━━ RECORD EXCERPTS

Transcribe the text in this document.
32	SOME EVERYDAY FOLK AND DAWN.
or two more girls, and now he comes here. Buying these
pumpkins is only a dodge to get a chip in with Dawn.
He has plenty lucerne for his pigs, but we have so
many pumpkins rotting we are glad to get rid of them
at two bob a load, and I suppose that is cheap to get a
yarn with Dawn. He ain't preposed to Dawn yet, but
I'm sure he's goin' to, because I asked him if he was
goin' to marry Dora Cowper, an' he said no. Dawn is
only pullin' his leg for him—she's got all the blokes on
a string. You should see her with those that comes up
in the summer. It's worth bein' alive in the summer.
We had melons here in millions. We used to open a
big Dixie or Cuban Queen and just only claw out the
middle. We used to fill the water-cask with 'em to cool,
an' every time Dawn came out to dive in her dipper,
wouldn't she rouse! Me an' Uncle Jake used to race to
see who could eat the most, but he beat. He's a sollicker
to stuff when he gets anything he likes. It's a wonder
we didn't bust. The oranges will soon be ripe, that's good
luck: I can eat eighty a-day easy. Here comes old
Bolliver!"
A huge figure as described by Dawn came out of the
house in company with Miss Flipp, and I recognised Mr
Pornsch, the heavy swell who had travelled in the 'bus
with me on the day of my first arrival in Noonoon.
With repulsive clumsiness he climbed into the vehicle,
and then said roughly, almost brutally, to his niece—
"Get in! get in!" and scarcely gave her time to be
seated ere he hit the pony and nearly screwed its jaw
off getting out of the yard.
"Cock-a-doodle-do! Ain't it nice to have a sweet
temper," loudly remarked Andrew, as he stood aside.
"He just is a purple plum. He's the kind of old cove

━━━━

* _SHORT PROBLEM_
Repeat each record exactly. Omit nothing.

* _WRITTEN RESPONSE_
Transcribe the text in this document.
32	SOME EVERYDAY FOLK AND DAWN.
or two more girls, and now he comes here. Buying these
pumpkins is only a dodge to get a chip in with Dawn.
He has plenty lucerne for his pigs, but we have so
many pumpkins rotting we are glad to get rid of them
at two bob a load, and I suppose that is cheap to get a
yarn with Dawn. He ain't preposed to Dawn yet, but
I'm sure he's goin' to, because I asked him if he was
goin' to marry Dora Cowper, an' he said no. Dawn is
only pullin' his leg for him—she's got all the blokes on
a string. You should see her with those that comes up
in the summer. It's worth bein' alive in the summer.
We had melons here in millions. We used to open a
big Dixie or Cuban Queen and just only claw out the
middle. We used to fill the water-cask with 'em to cool,
an' every time Dawn came out to dive in her dipper,
wouldn't she rouse! Me an' Uncle Jake used to race to
see who could eat the most, but he beat. He's a sollicker
to stuff when he gets anything he likes. It's a wonder
we didn't bust. The oranges will soon be ripe, that's good
luck: I can eat eighty a-day easy. Here comes old
Bolliver!"
A huge figure as described by Dawn came out of the
house in company with Miss Flipp, and I recognised Mr
Pornsch, the heavy swell who had travelled in the 'bus
with me on the day of my first arrival in Noonoon.
With repulsive clumsiness he climbed into the vehicle,
and then said roughly, almost brutally, to his niece—
"Get in! get in!" and scarcely gave her time to be
seated ere he hit the pony and nearly screwed its jaw
off getting out of the yard.
"Cock-a-doodle-do! Ain't it nice to have a sweet
temper," loudly remarked Andrew, as he stood aside.
"He just is a purple plum. He's the kind of old cove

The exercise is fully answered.